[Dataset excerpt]
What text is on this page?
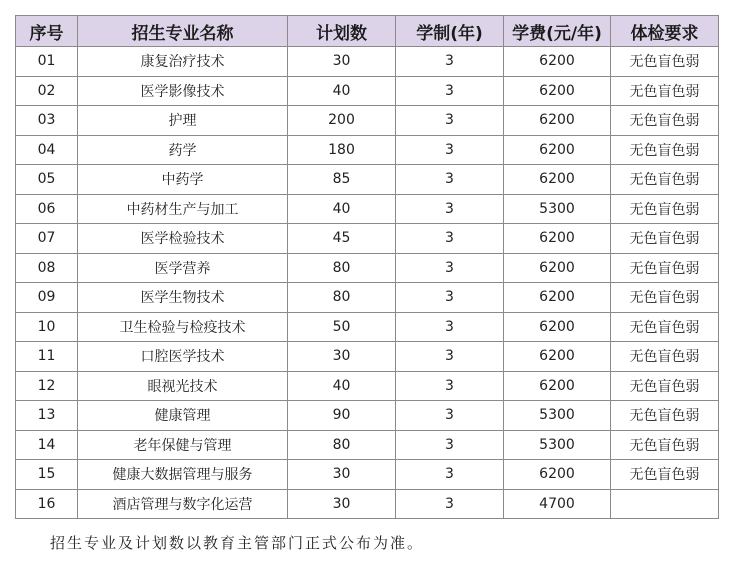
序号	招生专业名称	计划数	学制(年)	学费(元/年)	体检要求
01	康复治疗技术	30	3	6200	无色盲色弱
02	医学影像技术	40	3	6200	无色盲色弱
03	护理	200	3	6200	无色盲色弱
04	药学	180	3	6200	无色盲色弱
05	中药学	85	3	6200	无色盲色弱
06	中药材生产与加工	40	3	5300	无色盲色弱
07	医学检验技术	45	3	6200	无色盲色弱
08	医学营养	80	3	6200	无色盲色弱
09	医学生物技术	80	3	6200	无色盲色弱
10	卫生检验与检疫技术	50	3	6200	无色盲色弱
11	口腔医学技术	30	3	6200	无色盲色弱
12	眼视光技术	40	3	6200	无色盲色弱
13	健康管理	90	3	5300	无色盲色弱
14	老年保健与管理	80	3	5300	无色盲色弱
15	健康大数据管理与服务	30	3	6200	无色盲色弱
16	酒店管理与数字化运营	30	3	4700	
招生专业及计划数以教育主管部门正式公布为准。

- GOAL
Set the listing down in full and exactly. Pictures within it should not appear in the copy.

- PROBLEM SOLUTION
What text is on this page?
序号	招生专业名称	计划数	学制(年)	学费(元/年)	体检要求
01	康复治疗技术	30	3	6200	无色盲色弱
02	医学影像技术	40	3	6200	无色盲色弱
03	护理	200	3	6200	无色盲色弱
04	药学	180	3	6200	无色盲色弱
05	中药学	85	3	6200	无色盲色弱
06	中药材生产与加工	40	3	5300	无色盲色弱
07	医学检验技术	45	3	6200	无色盲色弱
08	医学营养	80	3	6200	无色盲色弱
09	医学生物技术	80	3	6200	无色盲色弱
10	卫生检验与检疫技术	50	3	6200	无色盲色弱
11	口腔医学技术	30	3	6200	无色盲色弱
12	眼视光技术	40	3	6200	无色盲色弱
13	健康管理	90	3	5300	无色盲色弱
14	老年保健与管理	80	3	5300	无色盲色弱
15	健康大数据管理与服务	30	3	6200	无色盲色弱
16	酒店管理与数字化运营	30	3	4700	
招生专业及计划数以教育主管部门正式公布为准。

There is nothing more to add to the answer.